Layout annotation data:
···

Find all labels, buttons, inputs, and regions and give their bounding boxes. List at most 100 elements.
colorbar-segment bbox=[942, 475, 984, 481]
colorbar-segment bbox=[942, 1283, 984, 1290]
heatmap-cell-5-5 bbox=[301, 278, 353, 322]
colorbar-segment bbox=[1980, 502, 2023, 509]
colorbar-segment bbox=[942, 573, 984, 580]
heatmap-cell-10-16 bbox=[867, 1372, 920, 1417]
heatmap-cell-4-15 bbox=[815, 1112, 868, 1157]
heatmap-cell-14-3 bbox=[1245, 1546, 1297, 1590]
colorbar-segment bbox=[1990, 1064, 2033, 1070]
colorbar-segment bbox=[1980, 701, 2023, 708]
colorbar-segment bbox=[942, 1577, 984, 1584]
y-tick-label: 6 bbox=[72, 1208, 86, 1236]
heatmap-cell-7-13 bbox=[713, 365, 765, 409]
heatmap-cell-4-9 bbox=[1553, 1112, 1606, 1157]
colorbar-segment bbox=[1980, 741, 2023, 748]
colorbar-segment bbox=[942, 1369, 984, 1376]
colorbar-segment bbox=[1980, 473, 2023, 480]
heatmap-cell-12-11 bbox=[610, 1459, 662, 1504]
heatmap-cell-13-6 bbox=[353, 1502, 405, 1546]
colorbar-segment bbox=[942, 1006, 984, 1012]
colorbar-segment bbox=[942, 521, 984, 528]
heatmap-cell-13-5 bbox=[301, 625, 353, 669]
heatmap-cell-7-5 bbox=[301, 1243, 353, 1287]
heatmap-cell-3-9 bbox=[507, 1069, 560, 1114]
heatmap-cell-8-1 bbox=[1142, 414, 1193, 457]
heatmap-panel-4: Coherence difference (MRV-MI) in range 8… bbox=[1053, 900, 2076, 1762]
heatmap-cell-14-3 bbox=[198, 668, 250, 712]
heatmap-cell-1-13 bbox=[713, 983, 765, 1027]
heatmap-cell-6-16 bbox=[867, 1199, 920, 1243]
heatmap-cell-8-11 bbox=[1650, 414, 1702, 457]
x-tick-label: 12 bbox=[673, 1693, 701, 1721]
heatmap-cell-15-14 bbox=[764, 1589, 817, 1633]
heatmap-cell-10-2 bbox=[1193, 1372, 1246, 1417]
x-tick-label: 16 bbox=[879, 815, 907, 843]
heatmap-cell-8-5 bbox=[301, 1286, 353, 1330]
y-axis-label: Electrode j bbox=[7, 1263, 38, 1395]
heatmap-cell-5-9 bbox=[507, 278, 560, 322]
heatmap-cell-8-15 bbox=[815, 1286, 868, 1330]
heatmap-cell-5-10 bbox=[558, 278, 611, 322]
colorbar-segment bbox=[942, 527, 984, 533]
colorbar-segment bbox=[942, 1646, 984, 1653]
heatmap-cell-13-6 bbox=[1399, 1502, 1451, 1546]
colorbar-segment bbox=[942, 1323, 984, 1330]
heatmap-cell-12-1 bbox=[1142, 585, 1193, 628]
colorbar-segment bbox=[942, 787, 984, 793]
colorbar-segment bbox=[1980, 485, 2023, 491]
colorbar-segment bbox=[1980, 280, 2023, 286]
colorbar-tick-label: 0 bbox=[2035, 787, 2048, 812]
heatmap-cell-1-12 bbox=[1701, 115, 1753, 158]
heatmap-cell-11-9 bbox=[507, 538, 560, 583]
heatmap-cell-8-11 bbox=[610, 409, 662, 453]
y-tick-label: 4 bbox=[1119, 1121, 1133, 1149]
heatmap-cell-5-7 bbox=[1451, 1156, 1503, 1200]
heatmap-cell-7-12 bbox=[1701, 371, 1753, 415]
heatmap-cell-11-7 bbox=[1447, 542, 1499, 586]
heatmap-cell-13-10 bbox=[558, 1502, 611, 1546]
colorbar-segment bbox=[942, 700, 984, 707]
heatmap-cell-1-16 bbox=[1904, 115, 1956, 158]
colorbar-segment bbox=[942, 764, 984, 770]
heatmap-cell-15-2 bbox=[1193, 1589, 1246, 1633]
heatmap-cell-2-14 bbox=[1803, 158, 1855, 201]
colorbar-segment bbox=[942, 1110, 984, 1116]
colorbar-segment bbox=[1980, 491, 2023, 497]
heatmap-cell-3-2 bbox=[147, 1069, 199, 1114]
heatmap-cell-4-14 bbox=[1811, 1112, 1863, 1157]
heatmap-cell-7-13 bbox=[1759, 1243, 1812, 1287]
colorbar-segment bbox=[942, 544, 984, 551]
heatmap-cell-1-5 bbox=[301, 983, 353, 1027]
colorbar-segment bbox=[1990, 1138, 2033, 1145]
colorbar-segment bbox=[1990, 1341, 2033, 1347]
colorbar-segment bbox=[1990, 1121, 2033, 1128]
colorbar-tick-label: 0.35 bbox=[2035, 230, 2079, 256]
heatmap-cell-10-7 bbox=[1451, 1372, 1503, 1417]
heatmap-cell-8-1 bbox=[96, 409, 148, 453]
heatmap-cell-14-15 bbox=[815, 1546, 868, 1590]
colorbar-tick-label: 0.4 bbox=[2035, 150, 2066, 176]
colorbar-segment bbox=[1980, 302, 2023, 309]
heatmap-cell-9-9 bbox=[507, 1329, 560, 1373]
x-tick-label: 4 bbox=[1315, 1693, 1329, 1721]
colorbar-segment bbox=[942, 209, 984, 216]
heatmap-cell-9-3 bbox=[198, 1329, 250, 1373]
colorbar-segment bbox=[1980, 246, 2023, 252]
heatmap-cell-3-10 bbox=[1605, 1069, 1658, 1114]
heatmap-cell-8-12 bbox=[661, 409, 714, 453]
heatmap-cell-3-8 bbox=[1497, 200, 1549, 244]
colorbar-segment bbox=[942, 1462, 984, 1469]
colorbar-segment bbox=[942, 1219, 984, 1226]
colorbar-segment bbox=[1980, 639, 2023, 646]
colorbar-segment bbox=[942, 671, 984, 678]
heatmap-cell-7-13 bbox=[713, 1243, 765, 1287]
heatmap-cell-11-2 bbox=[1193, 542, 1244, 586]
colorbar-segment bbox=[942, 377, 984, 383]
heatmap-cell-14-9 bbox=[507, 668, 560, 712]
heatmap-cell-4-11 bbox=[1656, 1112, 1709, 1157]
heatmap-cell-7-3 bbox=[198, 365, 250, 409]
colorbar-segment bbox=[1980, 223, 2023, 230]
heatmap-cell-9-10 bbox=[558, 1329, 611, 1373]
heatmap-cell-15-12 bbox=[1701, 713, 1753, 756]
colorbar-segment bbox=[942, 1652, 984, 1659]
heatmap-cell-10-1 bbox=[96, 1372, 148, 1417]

···

Instruction: Copy every line of the rows above without changing anything.

Correct answer:
Find all labels, buttons, inputs, and regions and give their bounding boxes. List at most 100 elements.
colorbar-segment bbox=[942, 475, 984, 481]
colorbar-segment bbox=[942, 1283, 984, 1290]
heatmap-cell-5-5 bbox=[301, 278, 353, 322]
colorbar-segment bbox=[1980, 502, 2023, 509]
colorbar-segment bbox=[942, 573, 984, 580]
heatmap-cell-10-16 bbox=[867, 1372, 920, 1417]
heatmap-cell-4-15 bbox=[815, 1112, 868, 1157]
heatmap-cell-14-3 bbox=[1245, 1546, 1297, 1590]
colorbar-segment bbox=[1990, 1064, 2033, 1070]
colorbar-segment bbox=[1980, 701, 2023, 708]
colorbar-segment bbox=[942, 1577, 984, 1584]
y-tick-label: 6 bbox=[72, 1208, 86, 1236]
heatmap-cell-7-13 bbox=[713, 365, 765, 409]
heatmap-cell-4-9 bbox=[1553, 1112, 1606, 1157]
colorbar-segment bbox=[1980, 741, 2023, 748]
colorbar-segment bbox=[942, 1369, 984, 1376]
colorbar-segment bbox=[1980, 473, 2023, 480]
heatmap-cell-12-11 bbox=[610, 1459, 662, 1504]
heatmap-cell-13-6 bbox=[353, 1502, 405, 1546]
colorbar-segment bbox=[942, 1006, 984, 1012]
colorbar-segment bbox=[942, 521, 984, 528]
heatmap-cell-13-5 bbox=[301, 625, 353, 669]
heatmap-cell-7-5 bbox=[301, 1243, 353, 1287]
heatmap-cell-3-9 bbox=[507, 1069, 560, 1114]
heatmap-cell-8-1 bbox=[1142, 414, 1193, 457]
heatmap-panel-4: Coherence difference (MRV-MI) in range 8… bbox=[1053, 900, 2076, 1762]
heatmap-cell-14-3 bbox=[198, 668, 250, 712]
heatmap-cell-1-13 bbox=[713, 983, 765, 1027]
heatmap-cell-6-16 bbox=[867, 1199, 920, 1243]
heatmap-cell-8-11 bbox=[1650, 414, 1702, 457]
x-tick-label: 12 bbox=[673, 1693, 701, 1721]
heatmap-cell-15-14 bbox=[764, 1589, 817, 1633]
heatmap-cell-10-2 bbox=[1193, 1372, 1246, 1417]
x-tick-label: 16 bbox=[879, 815, 907, 843]
heatmap-cell-8-5 bbox=[301, 1286, 353, 1330]
y-axis-label: Electrode j bbox=[7, 1263, 38, 1395]
heatmap-cell-5-9 bbox=[507, 278, 560, 322]
heatmap-cell-8-15 bbox=[815, 1286, 868, 1330]
heatmap-cell-5-10 bbox=[558, 278, 611, 322]
colorbar-segment bbox=[942, 527, 984, 533]
colorbar-segment bbox=[942, 1646, 984, 1653]
heatmap-cell-13-6 bbox=[1399, 1502, 1451, 1546]
colorbar-segment bbox=[942, 1323, 984, 1330]
heatmap-cell-12-1 bbox=[1142, 585, 1193, 628]
colorbar-segment bbox=[942, 787, 984, 793]
colorbar-segment bbox=[1980, 485, 2023, 491]
colorbar-segment bbox=[1980, 280, 2023, 286]
colorbar-tick-label: 0 bbox=[2035, 787, 2048, 812]
heatmap-cell-1-12 bbox=[1701, 115, 1753, 158]
heatmap-cell-11-9 bbox=[507, 538, 560, 583]
heatmap-cell-8-11 bbox=[610, 409, 662, 453]
y-tick-label: 4 bbox=[1119, 1121, 1133, 1149]
heatmap-cell-5-7 bbox=[1451, 1156, 1503, 1200]
heatmap-cell-7-12 bbox=[1701, 371, 1753, 415]
heatmap-cell-11-7 bbox=[1447, 542, 1499, 586]
heatmap-cell-13-10 bbox=[558, 1502, 611, 1546]
colorbar-segment bbox=[942, 700, 984, 707]
heatmap-cell-1-16 bbox=[1904, 115, 1956, 158]
colorbar-segment bbox=[942, 764, 984, 770]
heatmap-cell-15-2 bbox=[1193, 1589, 1246, 1633]
heatmap-cell-2-14 bbox=[1803, 158, 1855, 201]
colorbar-segment bbox=[942, 1110, 984, 1116]
colorbar-segment bbox=[1980, 491, 2023, 497]
heatmap-cell-3-2 bbox=[147, 1069, 199, 1114]
heatmap-cell-4-14 bbox=[1811, 1112, 1863, 1157]
heatmap-cell-7-13 bbox=[1759, 1243, 1812, 1287]
colorbar-segment bbox=[942, 544, 984, 551]
heatmap-cell-1-5 bbox=[301, 983, 353, 1027]
colorbar-segment bbox=[1990, 1138, 2033, 1145]
colorbar-segment bbox=[1990, 1341, 2033, 1347]
colorbar-segment bbox=[1990, 1121, 2033, 1128]
colorbar-tick-label: 0.35 bbox=[2035, 230, 2079, 256]
heatmap-cell-10-7 bbox=[1451, 1372, 1503, 1417]
heatmap-cell-8-1 bbox=[96, 409, 148, 453]
heatmap-cell-14-15 bbox=[815, 1546, 868, 1590]
colorbar-tick-label: 0.4 bbox=[2035, 150, 2066, 176]
colorbar-segment bbox=[1980, 302, 2023, 309]
heatmap-cell-9-9 bbox=[507, 1329, 560, 1373]
x-tick-label: 4 bbox=[1315, 1693, 1329, 1721]
colorbar-segment bbox=[942, 209, 984, 216]
heatmap-cell-9-3 bbox=[198, 1329, 250, 1373]
colorbar-segment bbox=[1980, 246, 2023, 252]
heatmap-cell-3-10 bbox=[1605, 1069, 1658, 1114]
heatmap-cell-8-12 bbox=[661, 409, 714, 453]
heatmap-cell-3-8 bbox=[1497, 200, 1549, 244]
colorbar-segment bbox=[942, 1462, 984, 1469]
colorbar-segment bbox=[942, 1219, 984, 1226]
colorbar-segment bbox=[1980, 639, 2023, 646]
colorbar-segment bbox=[942, 671, 984, 678]
heatmap-cell-7-13 bbox=[713, 1243, 765, 1287]
heatmap-cell-11-2 bbox=[1193, 542, 1244, 586]
colorbar-segment bbox=[942, 377, 984, 383]
heatmap-cell-14-9 bbox=[507, 668, 560, 712]
heatmap-cell-4-11 bbox=[1656, 1112, 1709, 1157]
heatmap-cell-7-3 bbox=[198, 365, 250, 409]
colorbar-segment bbox=[1980, 223, 2023, 230]
heatmap-cell-9-10 bbox=[558, 1329, 611, 1373]
heatmap-cell-15-12 bbox=[1701, 713, 1753, 756]
colorbar-segment bbox=[942, 1652, 984, 1659]
heatmap-cell-10-1 bbox=[96, 1372, 148, 1417]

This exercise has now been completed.